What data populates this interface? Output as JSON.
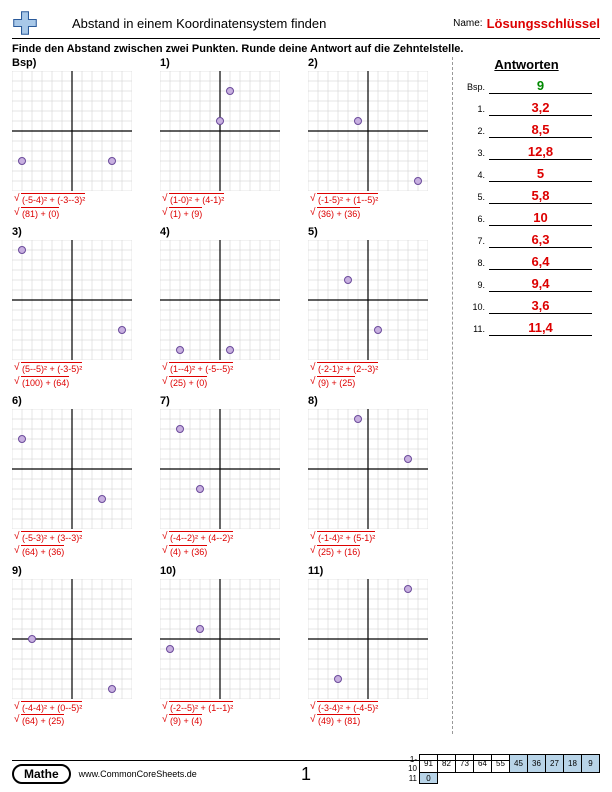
{
  "header": {
    "title": "Abstand in einem Koordinatensystem finden",
    "name_label": "Name:",
    "key": "Lösungsschlüssel"
  },
  "instruction": "Finde den Abstand zwischen zwei Punkten. Runde deine Antwort auf die Zehntelstelle.",
  "answers_header": "Antworten",
  "answers": [
    {
      "n": "Bsp.",
      "v": "9",
      "first": true
    },
    {
      "n": "1.",
      "v": "3,2"
    },
    {
      "n": "2.",
      "v": "8,5"
    },
    {
      "n": "3.",
      "v": "12,8"
    },
    {
      "n": "4.",
      "v": "5"
    },
    {
      "n": "5.",
      "v": "5,8"
    },
    {
      "n": "6.",
      "v": "10"
    },
    {
      "n": "7.",
      "v": "6,3"
    },
    {
      "n": "8.",
      "v": "6,4"
    },
    {
      "n": "9.",
      "v": "9,4"
    },
    {
      "n": "10.",
      "v": "3,6"
    },
    {
      "n": "11.",
      "v": "11,4"
    }
  ],
  "problems": [
    {
      "label": "Bsp)",
      "p1": [
        -5,
        -3
      ],
      "p2": [
        4,
        -3
      ],
      "f1": "(-5-4)² + (-3--3)²",
      "f2": "(81) + (0)"
    },
    {
      "label": "1)",
      "p1": [
        1,
        4
      ],
      "p2": [
        0,
        1
      ],
      "f1": "(1-0)² + (4-1)²",
      "f2": "(1) + (9)"
    },
    {
      "label": "2)",
      "p1": [
        -1,
        1
      ],
      "p2": [
        5,
        -5
      ],
      "f1": "(-1-5)² + (1--5)²",
      "f2": "(36) + (36)"
    },
    {
      "label": "3)",
      "p1": [
        5,
        -3
      ],
      "p2": [
        -5,
        5
      ],
      "f1": "(5--5)² + (-3-5)²",
      "f2": "(100) + (64)"
    },
    {
      "label": "4)",
      "p1": [
        1,
        -5
      ],
      "p2": [
        -4,
        -5
      ],
      "f1": "(1--4)² + (-5--5)²",
      "f2": "(25) + (0)"
    },
    {
      "label": "5)",
      "p1": [
        -2,
        2
      ],
      "p2": [
        1,
        -3
      ],
      "f1": "(-2-1)² + (2--3)²",
      "f2": "(9) + (25)"
    },
    {
      "label": "6)",
      "p1": [
        -5,
        3
      ],
      "p2": [
        3,
        -3
      ],
      "f1": "(-5-3)² + (3--3)²",
      "f2": "(64) + (36)"
    },
    {
      "label": "7)",
      "p1": [
        -4,
        4
      ],
      "p2": [
        -2,
        -2
      ],
      "f1": "(-4--2)² + (4--2)²",
      "f2": "(4) + (36)"
    },
    {
      "label": "8)",
      "p1": [
        -1,
        5
      ],
      "p2": [
        4,
        1
      ],
      "f1": "(-1-4)² + (5-1)²",
      "f2": "(25) + (16)"
    },
    {
      "label": "9)",
      "p1": [
        -4,
        0
      ],
      "p2": [
        4,
        -5
      ],
      "f1": "(-4-4)² + (0--5)²",
      "f2": "(64) + (25)"
    },
    {
      "label": "10)",
      "p1": [
        -2,
        1
      ],
      "p2": [
        -5,
        -1
      ],
      "f1": "(-2--5)² + (1--1)²",
      "f2": "(9) + (4)"
    },
    {
      "label": "11)",
      "p1": [
        -3,
        -4
      ],
      "p2": [
        4,
        5
      ],
      "f1": "(-3-4)² + (-4-5)²",
      "f2": "(49) + (81)"
    }
  ],
  "graph": {
    "range": 6,
    "cell": 10,
    "grid_color": "#cccccc",
    "axis_color": "#000000",
    "point_fill": "#c8b0e0",
    "point_stroke": "#6a4a9a",
    "point_r": 3.5,
    "bg": "#ffffff"
  },
  "footer": {
    "subject": "Mathe",
    "url": "www.CommonCoreSheets.de",
    "page": "1",
    "score_rows": [
      {
        "lab": "1-10",
        "cells": [
          {
            "v": "91"
          },
          {
            "v": "82"
          },
          {
            "v": "73"
          },
          {
            "v": "64"
          },
          {
            "v": "55"
          },
          {
            "v": "45",
            "blue": true
          },
          {
            "v": "36",
            "blue": true
          },
          {
            "v": "27",
            "blue": true
          },
          {
            "v": "18",
            "blue": true
          },
          {
            "v": "9",
            "blue": true
          }
        ]
      },
      {
        "lab": "11",
        "cells": [
          {
            "v": "0",
            "blue": true
          }
        ]
      }
    ]
  },
  "colors": {
    "red": "#d00000",
    "green": "#008800"
  }
}
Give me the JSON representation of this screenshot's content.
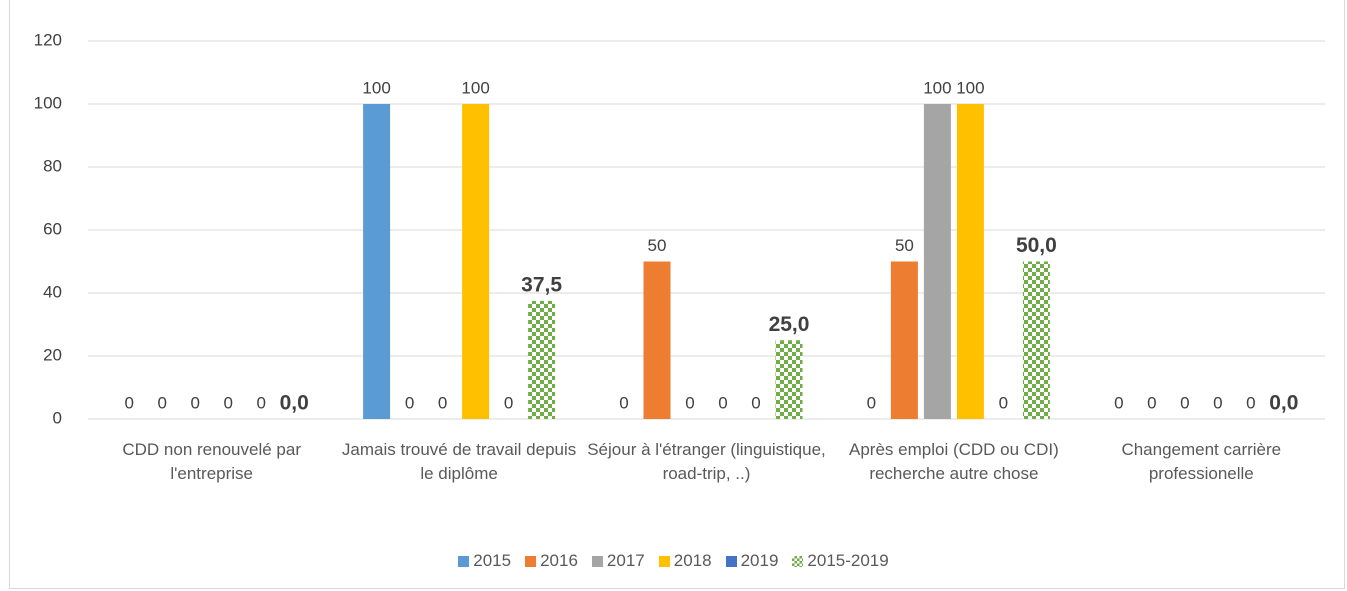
{
  "chart_data": {
    "type": "bar",
    "categories": [
      "CDD non renouvelé par l'entreprise",
      "Jamais trouvé de travail depuis le diplôme",
      "Séjour à l'étranger (linguistique, road-trip, ..)",
      "Après emploi (CDD ou CDI) recherche autre chose",
      "Changement carrière professionelle"
    ],
    "series": [
      {
        "name": "2015",
        "color": "#5b9bd5",
        "values": [
          0,
          100,
          0,
          0,
          0
        ]
      },
      {
        "name": "2016",
        "color": "#ed7d31",
        "values": [
          0,
          0,
          50,
          50,
          0
        ]
      },
      {
        "name": "2017",
        "color": "#a5a5a5",
        "values": [
          0,
          0,
          0,
          100,
          0
        ]
      },
      {
        "name": "2018",
        "color": "#ffc000",
        "values": [
          0,
          100,
          0,
          100,
          0
        ]
      },
      {
        "name": "2019",
        "color": "#4472c4",
        "values": [
          0,
          0,
          0,
          0,
          0
        ]
      },
      {
        "name": "2015-2019",
        "color": "#70ad47",
        "pattern": "checkerboard",
        "values": [
          0.0,
          37.5,
          25.0,
          50.0,
          0.0
        ],
        "value_labels": [
          "0,0",
          "37,5",
          "25,0",
          "50,0",
          "0,0"
        ]
      }
    ],
    "ylim": [
      0,
      120
    ],
    "yticks": [
      0,
      20,
      40,
      60,
      80,
      100,
      120
    ],
    "grid": true,
    "legend": "bottom"
  }
}
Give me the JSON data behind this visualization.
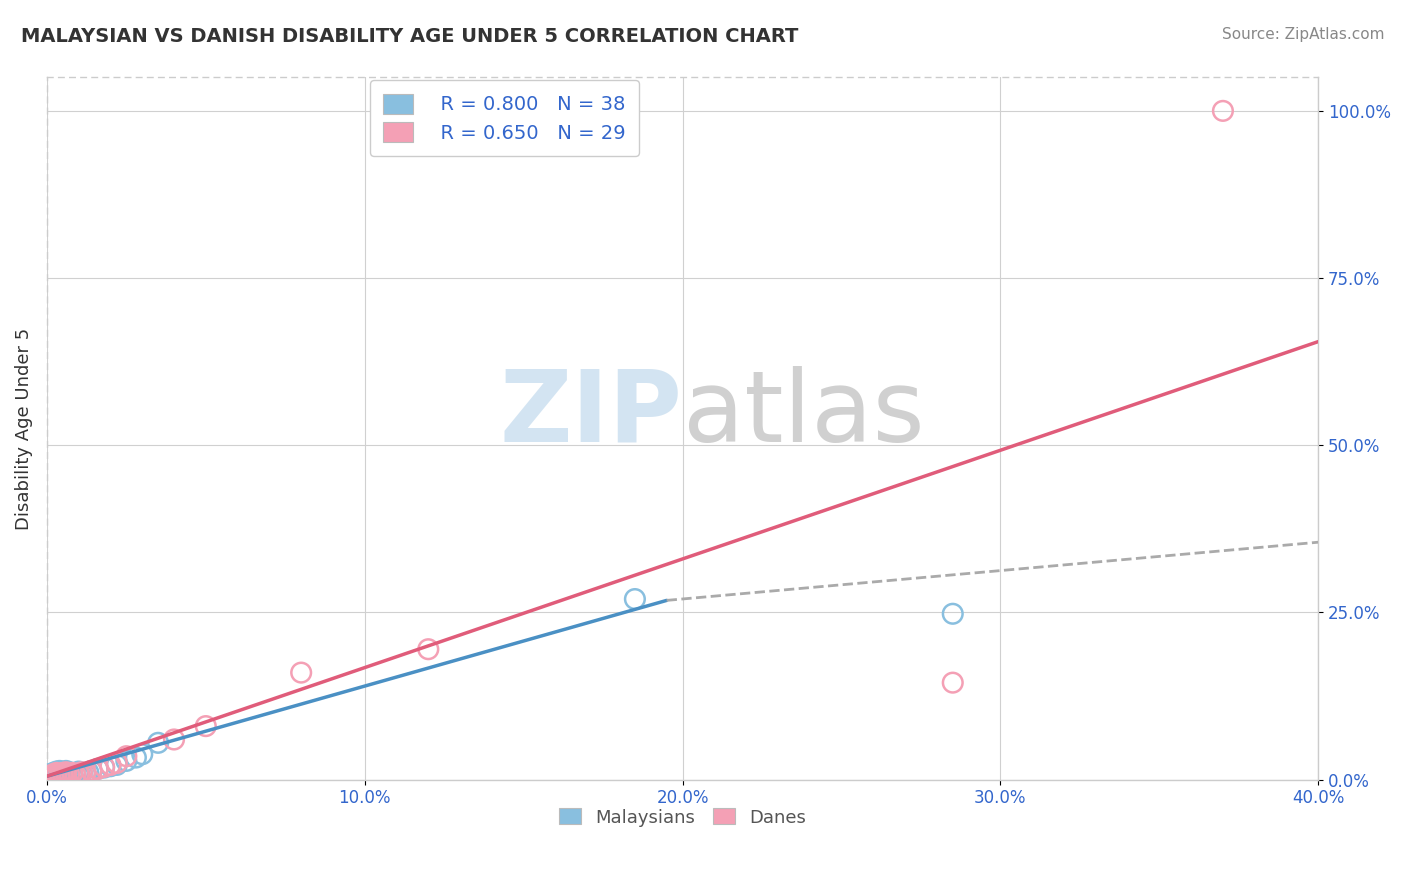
{
  "title": "MALAYSIAN VS DANISH DISABILITY AGE UNDER 5 CORRELATION CHART",
  "source": "Source: ZipAtlas.com",
  "xlabel_label": "Malaysians",
  "xlabel_label2": "Danes",
  "ylabel": "Disability Age Under 5",
  "xmin": 0.0,
  "xmax": 0.4,
  "ymin": 0.0,
  "ymax": 1.05,
  "yticks": [
    0.0,
    0.25,
    0.5,
    0.75,
    1.0
  ],
  "ytick_labels": [
    "0.0%",
    "25.0%",
    "50.0%",
    "75.0%",
    "100.0%"
  ],
  "xticks": [
    0.0,
    0.1,
    0.2,
    0.3,
    0.4
  ],
  "xtick_labels": [
    "0.0%",
    "10.0%",
    "20.0%",
    "30.0%",
    "40.0%"
  ],
  "blue_color": "#89bfdf",
  "pink_color": "#f4a0b5",
  "blue_line_color": "#4a90c4",
  "pink_line_color": "#e05c7a",
  "dashed_line_color": "#aaaaaa",
  "r_blue": "R = 0.800",
  "n_blue": "N = 38",
  "r_pink": "R = 0.650",
  "n_pink": "N = 29",
  "legend_r_n_color": "#3366cc",
  "blue_line_x": [
    0.0,
    0.195
  ],
  "blue_line_y": [
    0.005,
    0.268
  ],
  "dash_line_x": [
    0.195,
    0.4
  ],
  "dash_line_y": [
    0.268,
    0.355
  ],
  "pink_line_x": [
    0.0,
    0.4
  ],
  "pink_line_y": [
    0.005,
    0.655
  ],
  "malaysian_x": [
    0.001,
    0.001,
    0.002,
    0.002,
    0.002,
    0.003,
    0.003,
    0.003,
    0.004,
    0.004,
    0.004,
    0.005,
    0.005,
    0.005,
    0.006,
    0.006,
    0.006,
    0.007,
    0.007,
    0.008,
    0.008,
    0.009,
    0.01,
    0.01,
    0.011,
    0.012,
    0.013,
    0.014,
    0.016,
    0.018,
    0.02,
    0.022,
    0.025,
    0.028,
    0.03,
    0.035,
    0.185,
    0.285
  ],
  "malaysian_y": [
    0.005,
    0.008,
    0.004,
    0.007,
    0.01,
    0.005,
    0.008,
    0.012,
    0.006,
    0.009,
    0.013,
    0.004,
    0.007,
    0.011,
    0.006,
    0.009,
    0.013,
    0.007,
    0.011,
    0.006,
    0.01,
    0.008,
    0.006,
    0.012,
    0.01,
    0.009,
    0.011,
    0.013,
    0.016,
    0.018,
    0.02,
    0.022,
    0.028,
    0.033,
    0.038,
    0.055,
    0.27,
    0.248
  ],
  "danish_x": [
    0.001,
    0.002,
    0.002,
    0.003,
    0.003,
    0.004,
    0.004,
    0.005,
    0.005,
    0.006,
    0.006,
    0.007,
    0.008,
    0.009,
    0.01,
    0.011,
    0.012,
    0.014,
    0.016,
    0.018,
    0.02,
    0.022,
    0.025,
    0.04,
    0.05,
    0.08,
    0.12,
    0.285,
    0.37
  ],
  "danish_y": [
    0.005,
    0.004,
    0.008,
    0.006,
    0.01,
    0.005,
    0.009,
    0.006,
    0.01,
    0.007,
    0.011,
    0.008,
    0.01,
    0.007,
    0.009,
    0.011,
    0.01,
    0.013,
    0.016,
    0.019,
    0.022,
    0.025,
    0.035,
    0.06,
    0.08,
    0.16,
    0.195,
    0.145,
    1.0
  ]
}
====
■ Aim of the exercise: From the data above, gather every line that includes the word "this".

■ Task result:
What data populates this interface? Output as JSON.
Give me the JSON representation of this screenshot's content.
Give me the JSON data behind this visualization.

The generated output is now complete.